**GIVEN ENTRIES:**
· · · · · · ·
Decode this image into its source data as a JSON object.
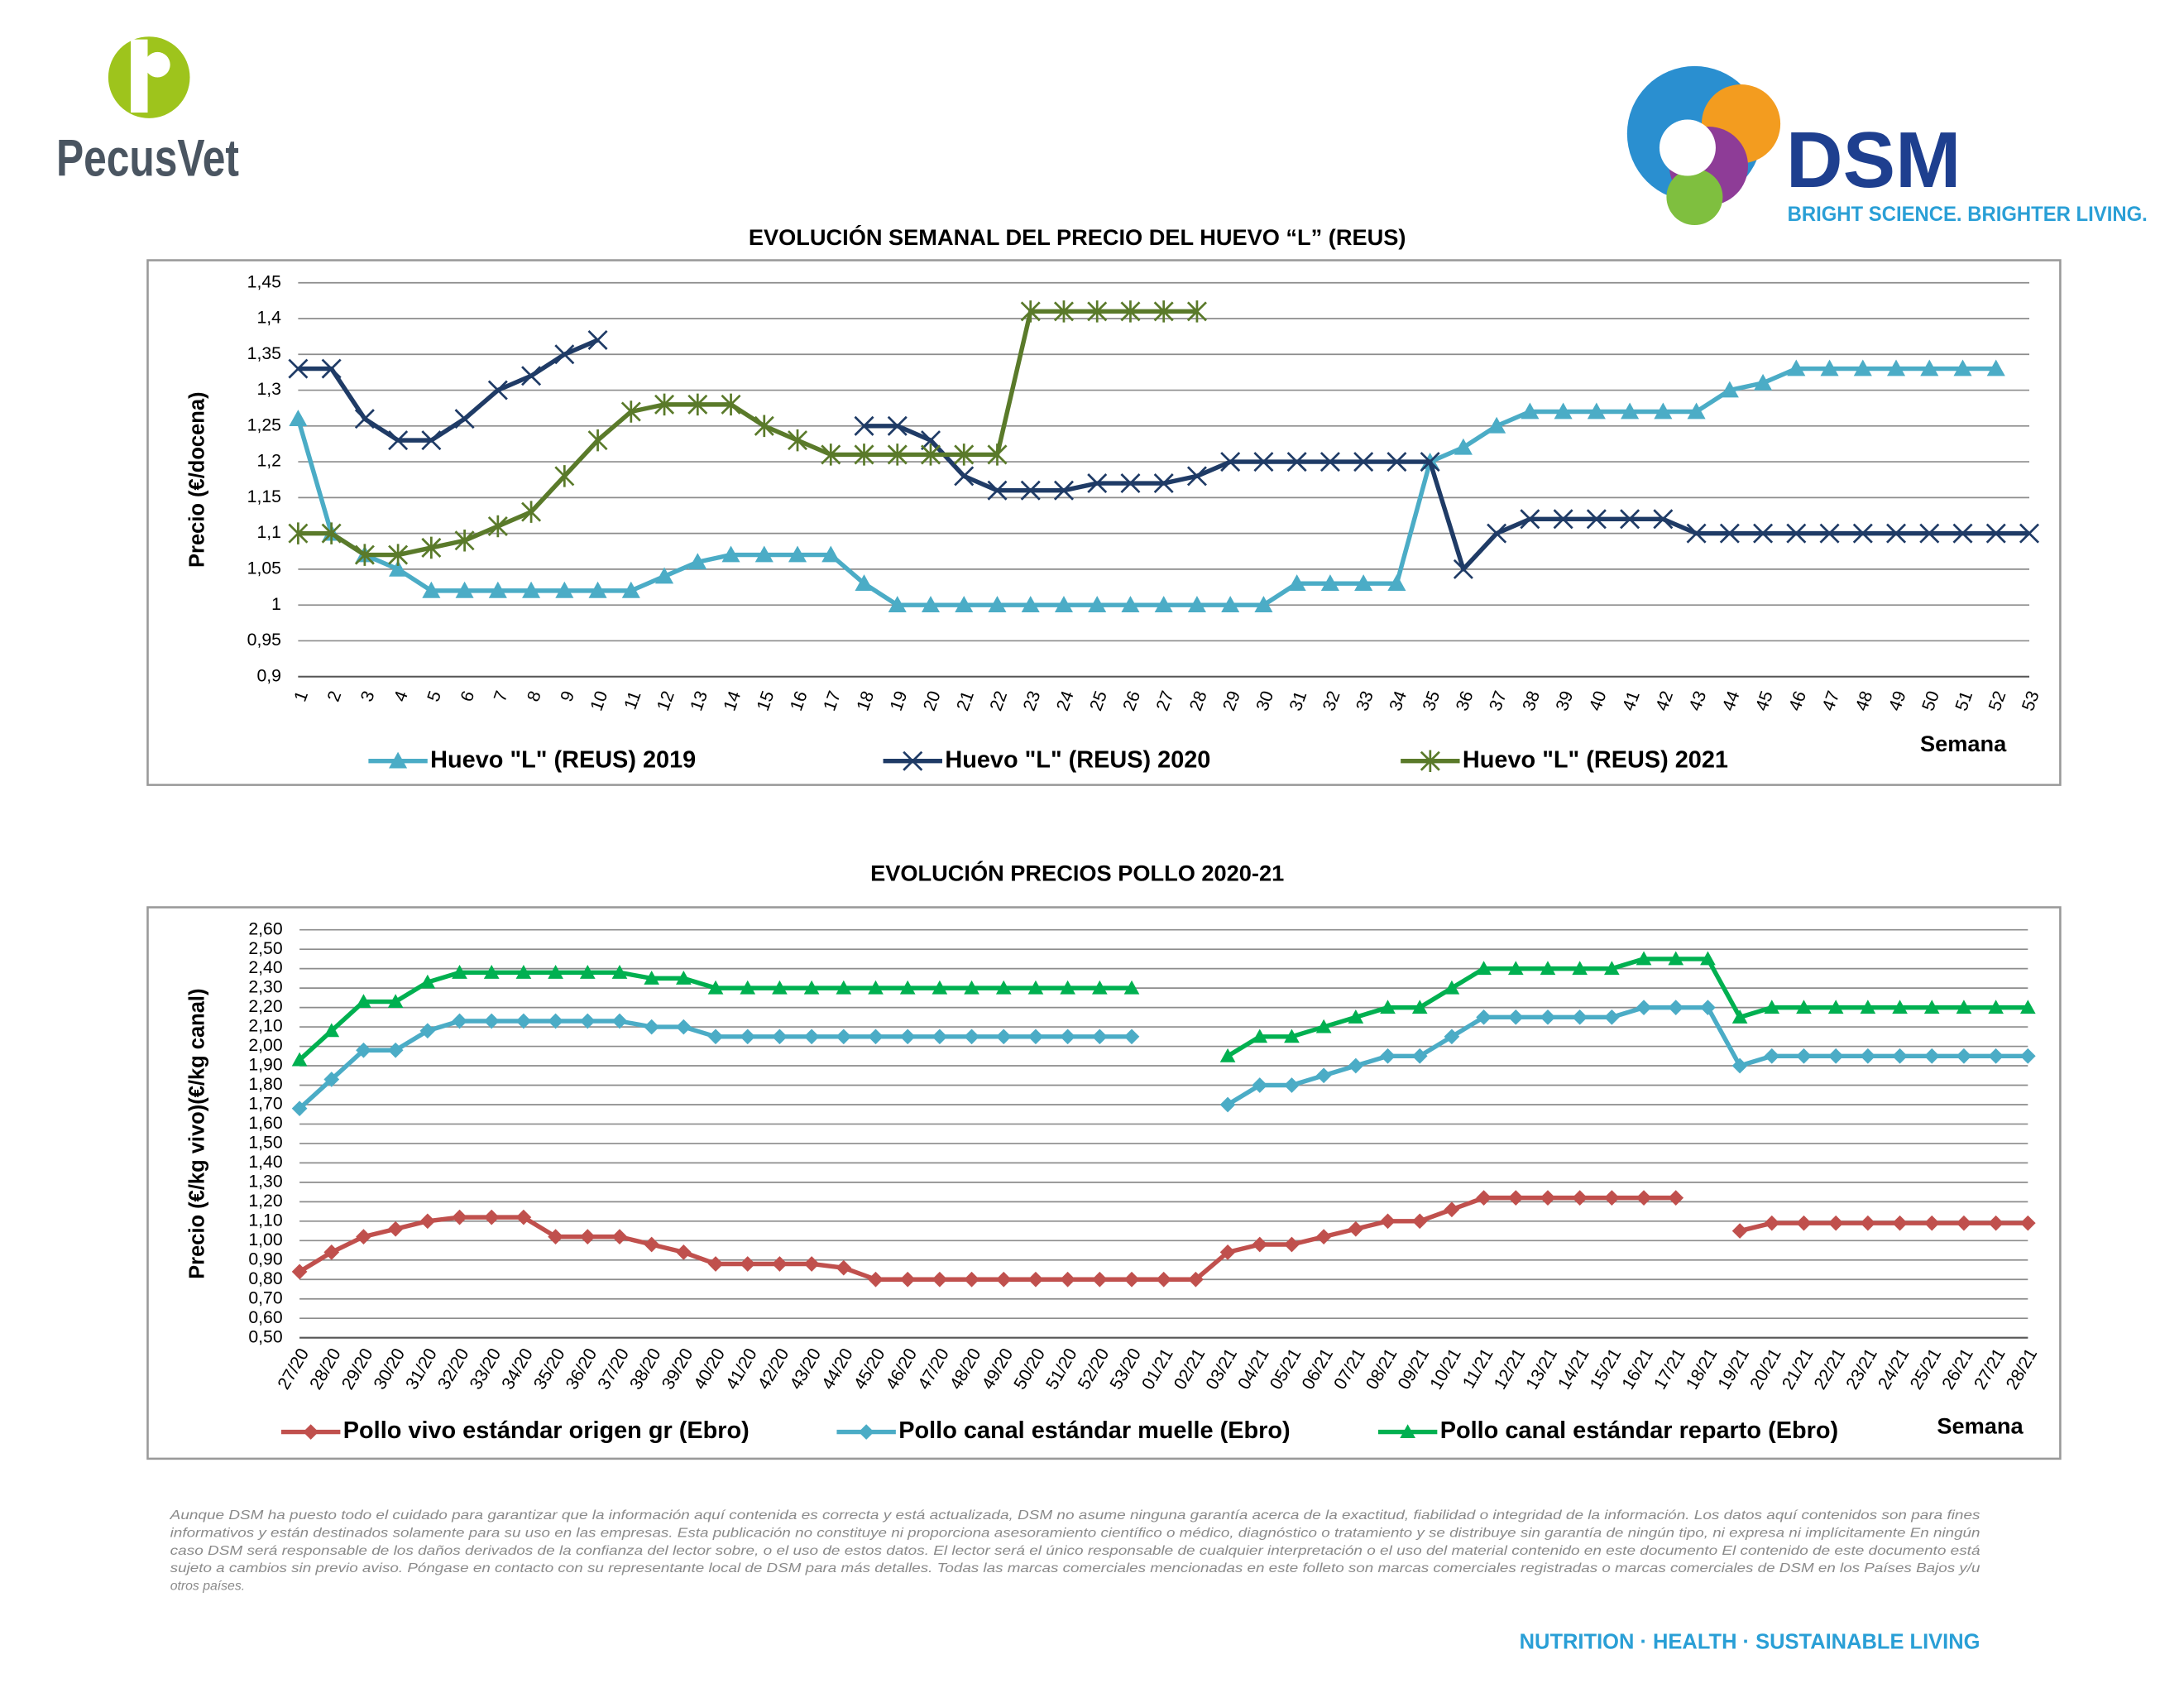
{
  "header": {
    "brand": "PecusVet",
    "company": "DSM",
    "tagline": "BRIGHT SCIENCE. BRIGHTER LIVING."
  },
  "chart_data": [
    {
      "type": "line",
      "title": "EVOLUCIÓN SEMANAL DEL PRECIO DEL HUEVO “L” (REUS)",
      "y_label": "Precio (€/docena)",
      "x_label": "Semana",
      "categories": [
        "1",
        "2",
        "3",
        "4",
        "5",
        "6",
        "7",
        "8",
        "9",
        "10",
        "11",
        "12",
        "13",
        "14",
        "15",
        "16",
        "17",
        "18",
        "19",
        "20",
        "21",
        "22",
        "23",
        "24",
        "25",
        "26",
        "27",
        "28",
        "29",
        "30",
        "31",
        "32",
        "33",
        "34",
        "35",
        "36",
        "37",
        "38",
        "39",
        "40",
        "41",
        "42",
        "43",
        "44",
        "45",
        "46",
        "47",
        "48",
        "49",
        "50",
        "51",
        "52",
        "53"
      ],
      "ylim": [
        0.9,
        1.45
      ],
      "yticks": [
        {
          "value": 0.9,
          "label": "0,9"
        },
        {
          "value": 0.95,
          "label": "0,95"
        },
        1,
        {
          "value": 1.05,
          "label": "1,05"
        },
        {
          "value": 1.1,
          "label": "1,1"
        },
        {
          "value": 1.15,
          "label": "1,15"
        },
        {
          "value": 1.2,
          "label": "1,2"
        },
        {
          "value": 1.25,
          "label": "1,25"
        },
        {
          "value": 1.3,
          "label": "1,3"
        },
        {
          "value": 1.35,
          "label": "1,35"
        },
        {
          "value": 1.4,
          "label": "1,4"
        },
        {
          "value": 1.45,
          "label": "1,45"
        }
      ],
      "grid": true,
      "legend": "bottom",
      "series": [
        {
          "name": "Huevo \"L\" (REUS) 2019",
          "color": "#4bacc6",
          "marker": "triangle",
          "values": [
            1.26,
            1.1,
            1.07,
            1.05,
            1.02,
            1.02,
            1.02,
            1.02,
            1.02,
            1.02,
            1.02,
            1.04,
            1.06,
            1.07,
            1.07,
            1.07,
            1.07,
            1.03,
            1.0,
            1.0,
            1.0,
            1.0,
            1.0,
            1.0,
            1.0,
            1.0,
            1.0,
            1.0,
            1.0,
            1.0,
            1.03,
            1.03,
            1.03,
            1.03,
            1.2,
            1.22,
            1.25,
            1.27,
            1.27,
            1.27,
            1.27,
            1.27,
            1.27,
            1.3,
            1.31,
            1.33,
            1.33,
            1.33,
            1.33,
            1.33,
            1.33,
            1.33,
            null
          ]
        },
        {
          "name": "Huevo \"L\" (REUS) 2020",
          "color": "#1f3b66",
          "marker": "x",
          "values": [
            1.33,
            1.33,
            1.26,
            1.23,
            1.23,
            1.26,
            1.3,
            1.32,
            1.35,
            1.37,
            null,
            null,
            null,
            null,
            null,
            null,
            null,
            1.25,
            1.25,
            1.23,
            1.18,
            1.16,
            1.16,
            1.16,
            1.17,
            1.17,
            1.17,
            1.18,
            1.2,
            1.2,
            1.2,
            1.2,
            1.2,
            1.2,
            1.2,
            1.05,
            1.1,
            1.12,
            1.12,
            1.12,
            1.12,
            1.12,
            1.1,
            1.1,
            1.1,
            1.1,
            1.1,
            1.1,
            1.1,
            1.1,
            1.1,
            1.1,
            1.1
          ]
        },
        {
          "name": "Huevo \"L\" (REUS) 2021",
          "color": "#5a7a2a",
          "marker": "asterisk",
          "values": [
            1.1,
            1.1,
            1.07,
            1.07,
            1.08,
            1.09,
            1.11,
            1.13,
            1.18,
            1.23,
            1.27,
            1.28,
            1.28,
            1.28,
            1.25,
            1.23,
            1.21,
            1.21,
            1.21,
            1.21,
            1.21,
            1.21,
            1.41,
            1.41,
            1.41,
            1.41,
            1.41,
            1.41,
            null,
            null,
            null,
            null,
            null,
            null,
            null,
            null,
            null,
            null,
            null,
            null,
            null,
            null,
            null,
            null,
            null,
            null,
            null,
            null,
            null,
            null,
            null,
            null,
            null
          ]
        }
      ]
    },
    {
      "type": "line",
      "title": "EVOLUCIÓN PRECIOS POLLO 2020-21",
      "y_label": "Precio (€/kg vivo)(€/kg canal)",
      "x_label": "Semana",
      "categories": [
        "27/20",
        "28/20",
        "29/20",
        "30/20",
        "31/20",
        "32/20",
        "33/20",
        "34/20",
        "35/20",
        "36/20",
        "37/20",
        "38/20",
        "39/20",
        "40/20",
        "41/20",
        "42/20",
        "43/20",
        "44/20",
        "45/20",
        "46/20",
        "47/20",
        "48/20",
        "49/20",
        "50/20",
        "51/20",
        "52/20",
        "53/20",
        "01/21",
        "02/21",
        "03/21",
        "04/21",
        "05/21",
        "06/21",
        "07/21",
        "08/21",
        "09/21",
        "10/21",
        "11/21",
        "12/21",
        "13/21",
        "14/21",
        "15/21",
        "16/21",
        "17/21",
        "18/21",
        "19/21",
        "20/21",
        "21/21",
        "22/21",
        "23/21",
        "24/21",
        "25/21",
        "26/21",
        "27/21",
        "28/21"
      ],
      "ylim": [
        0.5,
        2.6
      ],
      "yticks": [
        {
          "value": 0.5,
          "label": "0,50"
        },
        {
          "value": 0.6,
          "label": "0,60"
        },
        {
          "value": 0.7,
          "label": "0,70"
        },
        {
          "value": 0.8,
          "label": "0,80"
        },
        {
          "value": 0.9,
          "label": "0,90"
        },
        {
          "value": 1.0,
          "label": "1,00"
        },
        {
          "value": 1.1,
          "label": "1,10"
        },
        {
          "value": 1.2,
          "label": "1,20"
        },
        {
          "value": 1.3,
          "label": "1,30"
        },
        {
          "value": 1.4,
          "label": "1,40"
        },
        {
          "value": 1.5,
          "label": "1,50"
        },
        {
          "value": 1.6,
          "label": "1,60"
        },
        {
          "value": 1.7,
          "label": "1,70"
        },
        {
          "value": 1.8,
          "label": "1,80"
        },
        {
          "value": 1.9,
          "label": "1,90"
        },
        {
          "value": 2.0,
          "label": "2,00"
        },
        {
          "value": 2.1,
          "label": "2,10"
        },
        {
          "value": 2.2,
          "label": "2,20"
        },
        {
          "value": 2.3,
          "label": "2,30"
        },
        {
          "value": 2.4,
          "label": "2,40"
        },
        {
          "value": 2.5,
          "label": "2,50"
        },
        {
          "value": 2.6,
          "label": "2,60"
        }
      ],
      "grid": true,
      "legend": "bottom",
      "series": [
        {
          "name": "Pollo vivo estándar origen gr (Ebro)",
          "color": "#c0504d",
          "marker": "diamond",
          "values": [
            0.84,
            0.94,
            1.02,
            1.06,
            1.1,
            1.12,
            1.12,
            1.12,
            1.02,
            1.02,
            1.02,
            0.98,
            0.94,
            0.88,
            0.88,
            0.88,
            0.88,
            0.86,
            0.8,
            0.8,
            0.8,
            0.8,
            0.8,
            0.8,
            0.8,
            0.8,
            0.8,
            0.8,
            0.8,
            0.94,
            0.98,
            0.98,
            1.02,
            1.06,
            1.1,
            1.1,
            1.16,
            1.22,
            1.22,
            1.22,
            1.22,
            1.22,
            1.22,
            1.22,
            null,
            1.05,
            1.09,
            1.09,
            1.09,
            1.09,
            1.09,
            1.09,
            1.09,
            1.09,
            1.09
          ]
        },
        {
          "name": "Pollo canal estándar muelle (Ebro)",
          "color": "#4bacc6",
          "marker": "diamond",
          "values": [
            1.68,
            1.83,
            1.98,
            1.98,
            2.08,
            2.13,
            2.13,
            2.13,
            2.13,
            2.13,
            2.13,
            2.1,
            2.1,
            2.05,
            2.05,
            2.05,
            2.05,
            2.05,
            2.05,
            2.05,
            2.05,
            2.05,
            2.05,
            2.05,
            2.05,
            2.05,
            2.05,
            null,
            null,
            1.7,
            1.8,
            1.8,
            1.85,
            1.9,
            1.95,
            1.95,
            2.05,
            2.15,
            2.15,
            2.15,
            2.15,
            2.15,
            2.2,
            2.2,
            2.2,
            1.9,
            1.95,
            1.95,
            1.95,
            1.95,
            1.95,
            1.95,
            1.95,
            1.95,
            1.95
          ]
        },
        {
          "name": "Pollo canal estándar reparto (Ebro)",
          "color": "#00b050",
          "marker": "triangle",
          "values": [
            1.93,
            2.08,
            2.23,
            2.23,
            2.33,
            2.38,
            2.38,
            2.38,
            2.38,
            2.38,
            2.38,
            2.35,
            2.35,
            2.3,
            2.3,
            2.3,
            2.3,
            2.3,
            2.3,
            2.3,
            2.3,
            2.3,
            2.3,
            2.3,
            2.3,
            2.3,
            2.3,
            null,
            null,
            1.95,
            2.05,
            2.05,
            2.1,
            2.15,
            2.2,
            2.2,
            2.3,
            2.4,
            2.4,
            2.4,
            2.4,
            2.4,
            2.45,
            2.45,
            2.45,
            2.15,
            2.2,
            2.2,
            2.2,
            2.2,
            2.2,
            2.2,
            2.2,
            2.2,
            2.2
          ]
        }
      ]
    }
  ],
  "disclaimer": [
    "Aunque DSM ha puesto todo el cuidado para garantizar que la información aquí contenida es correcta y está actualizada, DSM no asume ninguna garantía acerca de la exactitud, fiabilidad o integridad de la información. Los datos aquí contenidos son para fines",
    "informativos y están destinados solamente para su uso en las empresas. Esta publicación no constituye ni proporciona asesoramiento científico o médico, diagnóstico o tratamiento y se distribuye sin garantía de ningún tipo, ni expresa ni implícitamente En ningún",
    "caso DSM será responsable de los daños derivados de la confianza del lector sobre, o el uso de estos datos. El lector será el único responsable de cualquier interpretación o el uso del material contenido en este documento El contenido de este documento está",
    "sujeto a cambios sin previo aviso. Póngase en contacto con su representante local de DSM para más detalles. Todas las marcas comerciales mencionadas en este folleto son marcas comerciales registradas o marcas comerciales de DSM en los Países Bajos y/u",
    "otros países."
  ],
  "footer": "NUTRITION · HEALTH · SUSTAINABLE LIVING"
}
· · · · · · ·
**GIVEN REQUEST:** List every line above containing the word "REUS".

**RESULT FOR THIS TASK:**
      "title": "EVOLUCIÓN SEMANAL DEL PRECIO DEL HUEVO “L” (REUS)",
          "name": "Huevo \"L\" (REUS) 2019",
          "name": "Huevo \"L\" (REUS) 2020",
          "name": "Huevo \"L\" (REUS) 2021",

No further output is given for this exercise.